Written instruction
Report the count of lines where the string "text" appears, and nothing else.

Record list
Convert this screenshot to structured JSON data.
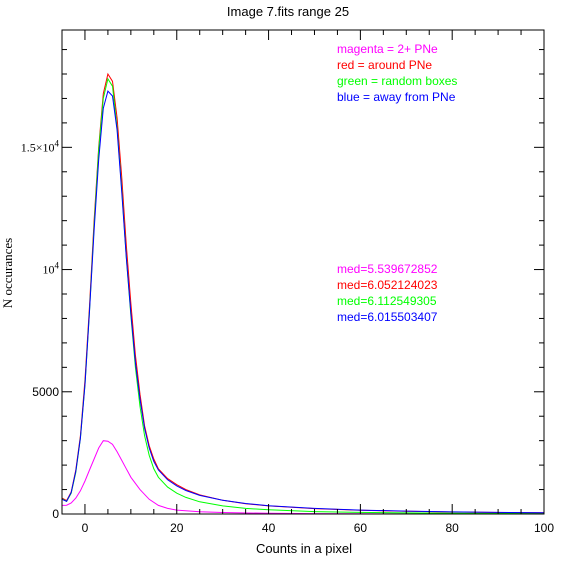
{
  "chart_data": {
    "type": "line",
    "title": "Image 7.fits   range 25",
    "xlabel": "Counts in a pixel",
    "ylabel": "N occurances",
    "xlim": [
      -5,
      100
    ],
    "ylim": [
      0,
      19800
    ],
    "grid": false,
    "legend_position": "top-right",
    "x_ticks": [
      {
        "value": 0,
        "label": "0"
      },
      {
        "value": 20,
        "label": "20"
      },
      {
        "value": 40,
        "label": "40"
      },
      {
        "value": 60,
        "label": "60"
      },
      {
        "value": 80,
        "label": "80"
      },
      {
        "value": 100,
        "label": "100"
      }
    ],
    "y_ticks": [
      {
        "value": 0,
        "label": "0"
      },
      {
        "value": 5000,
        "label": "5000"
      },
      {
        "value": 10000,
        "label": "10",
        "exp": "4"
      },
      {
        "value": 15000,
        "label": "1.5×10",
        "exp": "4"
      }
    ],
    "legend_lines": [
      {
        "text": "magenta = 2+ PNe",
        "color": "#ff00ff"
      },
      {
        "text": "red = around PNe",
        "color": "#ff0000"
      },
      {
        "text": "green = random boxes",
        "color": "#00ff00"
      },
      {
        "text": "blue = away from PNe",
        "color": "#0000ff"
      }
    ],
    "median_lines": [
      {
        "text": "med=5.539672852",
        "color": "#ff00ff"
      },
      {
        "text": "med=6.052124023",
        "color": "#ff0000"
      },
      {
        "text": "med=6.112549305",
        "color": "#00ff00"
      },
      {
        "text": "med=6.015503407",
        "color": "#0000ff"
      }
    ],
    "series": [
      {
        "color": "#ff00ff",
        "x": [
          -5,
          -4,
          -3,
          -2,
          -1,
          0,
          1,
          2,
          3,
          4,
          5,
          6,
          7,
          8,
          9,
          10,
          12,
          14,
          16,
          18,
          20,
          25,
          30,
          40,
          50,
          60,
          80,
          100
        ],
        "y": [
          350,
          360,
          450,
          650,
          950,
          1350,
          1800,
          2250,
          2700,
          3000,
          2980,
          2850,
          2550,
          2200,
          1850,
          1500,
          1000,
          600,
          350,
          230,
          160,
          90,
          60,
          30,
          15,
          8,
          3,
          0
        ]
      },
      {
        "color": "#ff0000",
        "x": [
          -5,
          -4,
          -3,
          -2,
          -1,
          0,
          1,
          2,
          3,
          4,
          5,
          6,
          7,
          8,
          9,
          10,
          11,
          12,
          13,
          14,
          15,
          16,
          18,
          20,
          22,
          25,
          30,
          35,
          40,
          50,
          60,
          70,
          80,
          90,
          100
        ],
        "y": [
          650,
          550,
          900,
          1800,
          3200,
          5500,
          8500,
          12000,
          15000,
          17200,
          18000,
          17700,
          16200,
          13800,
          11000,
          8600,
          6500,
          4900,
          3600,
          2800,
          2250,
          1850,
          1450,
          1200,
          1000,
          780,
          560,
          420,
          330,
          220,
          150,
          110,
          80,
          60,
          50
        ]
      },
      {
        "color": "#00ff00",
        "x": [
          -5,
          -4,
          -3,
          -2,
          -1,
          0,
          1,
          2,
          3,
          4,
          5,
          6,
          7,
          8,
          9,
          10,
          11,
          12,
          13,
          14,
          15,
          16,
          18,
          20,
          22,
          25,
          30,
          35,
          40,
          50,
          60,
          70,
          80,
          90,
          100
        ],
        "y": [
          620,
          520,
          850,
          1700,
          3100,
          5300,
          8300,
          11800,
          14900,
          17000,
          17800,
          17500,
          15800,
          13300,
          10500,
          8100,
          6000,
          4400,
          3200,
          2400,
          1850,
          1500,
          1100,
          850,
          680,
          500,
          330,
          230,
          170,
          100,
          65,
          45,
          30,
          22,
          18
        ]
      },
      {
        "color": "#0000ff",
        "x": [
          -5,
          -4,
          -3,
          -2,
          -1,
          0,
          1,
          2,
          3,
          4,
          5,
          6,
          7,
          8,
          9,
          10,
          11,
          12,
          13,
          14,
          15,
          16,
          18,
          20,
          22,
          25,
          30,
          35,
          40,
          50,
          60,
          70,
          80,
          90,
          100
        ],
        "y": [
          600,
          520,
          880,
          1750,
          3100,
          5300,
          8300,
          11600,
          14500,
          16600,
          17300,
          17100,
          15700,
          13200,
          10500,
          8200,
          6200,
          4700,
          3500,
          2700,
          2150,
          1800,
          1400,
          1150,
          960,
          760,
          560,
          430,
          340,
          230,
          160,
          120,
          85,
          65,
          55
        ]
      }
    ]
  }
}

Finished answer
8